MATERIAL PROVIDED:
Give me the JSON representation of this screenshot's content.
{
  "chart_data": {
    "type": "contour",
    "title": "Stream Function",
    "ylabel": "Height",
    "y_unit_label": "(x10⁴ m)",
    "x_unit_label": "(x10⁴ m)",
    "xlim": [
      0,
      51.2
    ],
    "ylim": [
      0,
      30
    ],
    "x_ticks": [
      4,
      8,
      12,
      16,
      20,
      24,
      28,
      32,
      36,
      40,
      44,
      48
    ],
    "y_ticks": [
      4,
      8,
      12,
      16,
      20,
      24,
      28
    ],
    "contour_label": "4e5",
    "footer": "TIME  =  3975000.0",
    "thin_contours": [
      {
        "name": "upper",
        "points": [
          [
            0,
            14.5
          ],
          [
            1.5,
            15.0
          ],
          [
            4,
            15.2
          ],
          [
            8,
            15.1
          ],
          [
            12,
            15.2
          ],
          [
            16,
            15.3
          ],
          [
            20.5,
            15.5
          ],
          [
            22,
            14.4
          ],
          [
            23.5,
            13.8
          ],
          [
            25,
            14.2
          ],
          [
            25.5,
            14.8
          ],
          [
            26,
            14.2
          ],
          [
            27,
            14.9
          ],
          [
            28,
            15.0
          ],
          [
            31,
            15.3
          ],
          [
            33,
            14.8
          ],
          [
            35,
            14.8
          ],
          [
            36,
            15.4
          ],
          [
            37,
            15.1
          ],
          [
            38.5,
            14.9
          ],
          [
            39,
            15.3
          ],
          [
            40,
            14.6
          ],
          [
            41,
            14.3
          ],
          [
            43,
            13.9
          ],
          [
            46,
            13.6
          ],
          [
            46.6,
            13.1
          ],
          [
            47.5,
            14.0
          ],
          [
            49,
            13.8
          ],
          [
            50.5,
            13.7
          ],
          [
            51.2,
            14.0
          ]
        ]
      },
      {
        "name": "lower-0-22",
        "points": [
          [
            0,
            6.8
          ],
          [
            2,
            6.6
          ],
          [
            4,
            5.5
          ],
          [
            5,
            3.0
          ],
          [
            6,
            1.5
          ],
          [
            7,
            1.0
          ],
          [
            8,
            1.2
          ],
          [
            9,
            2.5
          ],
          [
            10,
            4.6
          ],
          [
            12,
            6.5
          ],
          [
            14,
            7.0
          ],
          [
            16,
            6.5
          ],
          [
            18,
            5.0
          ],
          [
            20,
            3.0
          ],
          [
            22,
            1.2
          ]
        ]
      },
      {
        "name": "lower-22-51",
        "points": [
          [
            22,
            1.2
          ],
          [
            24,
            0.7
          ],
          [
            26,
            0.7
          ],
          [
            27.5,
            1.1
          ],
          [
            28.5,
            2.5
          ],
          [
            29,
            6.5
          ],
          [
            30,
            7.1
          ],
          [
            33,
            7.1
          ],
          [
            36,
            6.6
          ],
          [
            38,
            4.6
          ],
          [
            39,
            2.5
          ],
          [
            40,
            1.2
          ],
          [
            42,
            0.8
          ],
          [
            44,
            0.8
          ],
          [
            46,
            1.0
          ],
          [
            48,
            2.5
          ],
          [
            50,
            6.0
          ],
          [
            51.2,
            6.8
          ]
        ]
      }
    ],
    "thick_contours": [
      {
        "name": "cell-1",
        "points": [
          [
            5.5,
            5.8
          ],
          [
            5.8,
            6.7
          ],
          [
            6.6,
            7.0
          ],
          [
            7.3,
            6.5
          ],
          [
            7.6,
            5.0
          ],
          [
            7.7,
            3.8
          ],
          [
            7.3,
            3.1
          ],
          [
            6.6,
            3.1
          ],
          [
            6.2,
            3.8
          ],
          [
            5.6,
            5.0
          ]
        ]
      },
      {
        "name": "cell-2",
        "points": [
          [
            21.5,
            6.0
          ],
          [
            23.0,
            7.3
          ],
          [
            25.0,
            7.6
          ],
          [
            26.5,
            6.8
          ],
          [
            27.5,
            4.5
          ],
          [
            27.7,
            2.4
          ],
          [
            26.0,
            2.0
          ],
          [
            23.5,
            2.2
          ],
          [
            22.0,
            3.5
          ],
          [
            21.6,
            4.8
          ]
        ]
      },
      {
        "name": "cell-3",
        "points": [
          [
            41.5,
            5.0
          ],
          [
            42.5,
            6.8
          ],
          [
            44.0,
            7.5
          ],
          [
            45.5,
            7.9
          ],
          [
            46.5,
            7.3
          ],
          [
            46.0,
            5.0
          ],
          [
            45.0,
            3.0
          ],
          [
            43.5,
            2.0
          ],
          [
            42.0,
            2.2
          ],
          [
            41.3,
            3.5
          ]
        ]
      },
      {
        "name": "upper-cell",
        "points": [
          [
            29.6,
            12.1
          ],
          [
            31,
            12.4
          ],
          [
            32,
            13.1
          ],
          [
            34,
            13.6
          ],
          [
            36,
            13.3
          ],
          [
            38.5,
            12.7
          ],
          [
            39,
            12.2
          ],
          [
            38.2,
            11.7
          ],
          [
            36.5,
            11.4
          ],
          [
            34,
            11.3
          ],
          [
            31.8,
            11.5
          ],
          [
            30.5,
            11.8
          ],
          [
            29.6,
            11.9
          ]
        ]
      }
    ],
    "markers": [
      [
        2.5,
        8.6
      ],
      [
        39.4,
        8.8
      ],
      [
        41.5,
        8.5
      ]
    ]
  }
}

WRITTEN PROBLEM:
Retype the entries exactly, including every line.

ANSWER TO THE TASK:
Give me the JSON representation of this screenshot's content.
{
  "chart_data": {
    "type": "contour",
    "title": "Stream Function",
    "ylabel": "Height",
    "y_unit_label": "(x10⁴ m)",
    "x_unit_label": "(x10⁴ m)",
    "xlim": [
      0,
      51.2
    ],
    "ylim": [
      0,
      30
    ],
    "x_ticks": [
      4,
      8,
      12,
      16,
      20,
      24,
      28,
      32,
      36,
      40,
      44,
      48
    ],
    "y_ticks": [
      4,
      8,
      12,
      16,
      20,
      24,
      28
    ],
    "contour_label": "4e5",
    "footer": "TIME  =  3975000.0",
    "thin_contours": [
      {
        "name": "upper",
        "points": [
          [
            0,
            14.5
          ],
          [
            1.5,
            15.0
          ],
          [
            4,
            15.2
          ],
          [
            8,
            15.1
          ],
          [
            12,
            15.2
          ],
          [
            16,
            15.3
          ],
          [
            20.5,
            15.5
          ],
          [
            22,
            14.4
          ],
          [
            23.5,
            13.8
          ],
          [
            25,
            14.2
          ],
          [
            25.5,
            14.8
          ],
          [
            26,
            14.2
          ],
          [
            27,
            14.9
          ],
          [
            28,
            15.0
          ],
          [
            31,
            15.3
          ],
          [
            33,
            14.8
          ],
          [
            35,
            14.8
          ],
          [
            36,
            15.4
          ],
          [
            37,
            15.1
          ],
          [
            38.5,
            14.9
          ],
          [
            39,
            15.3
          ],
          [
            40,
            14.6
          ],
          [
            41,
            14.3
          ],
          [
            43,
            13.9
          ],
          [
            46,
            13.6
          ],
          [
            46.6,
            13.1
          ],
          [
            47.5,
            14.0
          ],
          [
            49,
            13.8
          ],
          [
            50.5,
            13.7
          ],
          [
            51.2,
            14.0
          ]
        ]
      },
      {
        "name": "lower-0-22",
        "points": [
          [
            0,
            6.8
          ],
          [
            2,
            6.6
          ],
          [
            4,
            5.5
          ],
          [
            5,
            3.0
          ],
          [
            6,
            1.5
          ],
          [
            7,
            1.0
          ],
          [
            8,
            1.2
          ],
          [
            9,
            2.5
          ],
          [
            10,
            4.6
          ],
          [
            12,
            6.5
          ],
          [
            14,
            7.0
          ],
          [
            16,
            6.5
          ],
          [
            18,
            5.0
          ],
          [
            20,
            3.0
          ],
          [
            22,
            1.2
          ]
        ]
      },
      {
        "name": "lower-22-51",
        "points": [
          [
            22,
            1.2
          ],
          [
            24,
            0.7
          ],
          [
            26,
            0.7
          ],
          [
            27.5,
            1.1
          ],
          [
            28.5,
            2.5
          ],
          [
            29,
            6.5
          ],
          [
            30,
            7.1
          ],
          [
            33,
            7.1
          ],
          [
            36,
            6.6
          ],
          [
            38,
            4.6
          ],
          [
            39,
            2.5
          ],
          [
            40,
            1.2
          ],
          [
            42,
            0.8
          ],
          [
            44,
            0.8
          ],
          [
            46,
            1.0
          ],
          [
            48,
            2.5
          ],
          [
            50,
            6.0
          ],
          [
            51.2,
            6.8
          ]
        ]
      }
    ],
    "thick_contours": [
      {
        "name": "cell-1",
        "points": [
          [
            5.5,
            5.8
          ],
          [
            5.8,
            6.7
          ],
          [
            6.6,
            7.0
          ],
          [
            7.3,
            6.5
          ],
          [
            7.6,
            5.0
          ],
          [
            7.7,
            3.8
          ],
          [
            7.3,
            3.1
          ],
          [
            6.6,
            3.1
          ],
          [
            6.2,
            3.8
          ],
          [
            5.6,
            5.0
          ]
        ]
      },
      {
        "name": "cell-2",
        "points": [
          [
            21.5,
            6.0
          ],
          [
            23.0,
            7.3
          ],
          [
            25.0,
            7.6
          ],
          [
            26.5,
            6.8
          ],
          [
            27.5,
            4.5
          ],
          [
            27.7,
            2.4
          ],
          [
            26.0,
            2.0
          ],
          [
            23.5,
            2.2
          ],
          [
            22.0,
            3.5
          ],
          [
            21.6,
            4.8
          ]
        ]
      },
      {
        "name": "cell-3",
        "points": [
          [
            41.5,
            5.0
          ],
          [
            42.5,
            6.8
          ],
          [
            44.0,
            7.5
          ],
          [
            45.5,
            7.9
          ],
          [
            46.5,
            7.3
          ],
          [
            46.0,
            5.0
          ],
          [
            45.0,
            3.0
          ],
          [
            43.5,
            2.0
          ],
          [
            42.0,
            2.2
          ],
          [
            41.3,
            3.5
          ]
        ]
      },
      {
        "name": "upper-cell",
        "points": [
          [
            29.6,
            12.1
          ],
          [
            31,
            12.4
          ],
          [
            32,
            13.1
          ],
          [
            34,
            13.6
          ],
          [
            36,
            13.3
          ],
          [
            38.5,
            12.7
          ],
          [
            39,
            12.2
          ],
          [
            38.2,
            11.7
          ],
          [
            36.5,
            11.4
          ],
          [
            34,
            11.3
          ],
          [
            31.8,
            11.5
          ],
          [
            30.5,
            11.8
          ],
          [
            29.6,
            11.9
          ]
        ]
      }
    ],
    "markers": [
      [
        2.5,
        8.6
      ],
      [
        39.4,
        8.8
      ],
      [
        41.5,
        8.5
      ]
    ]
  }
}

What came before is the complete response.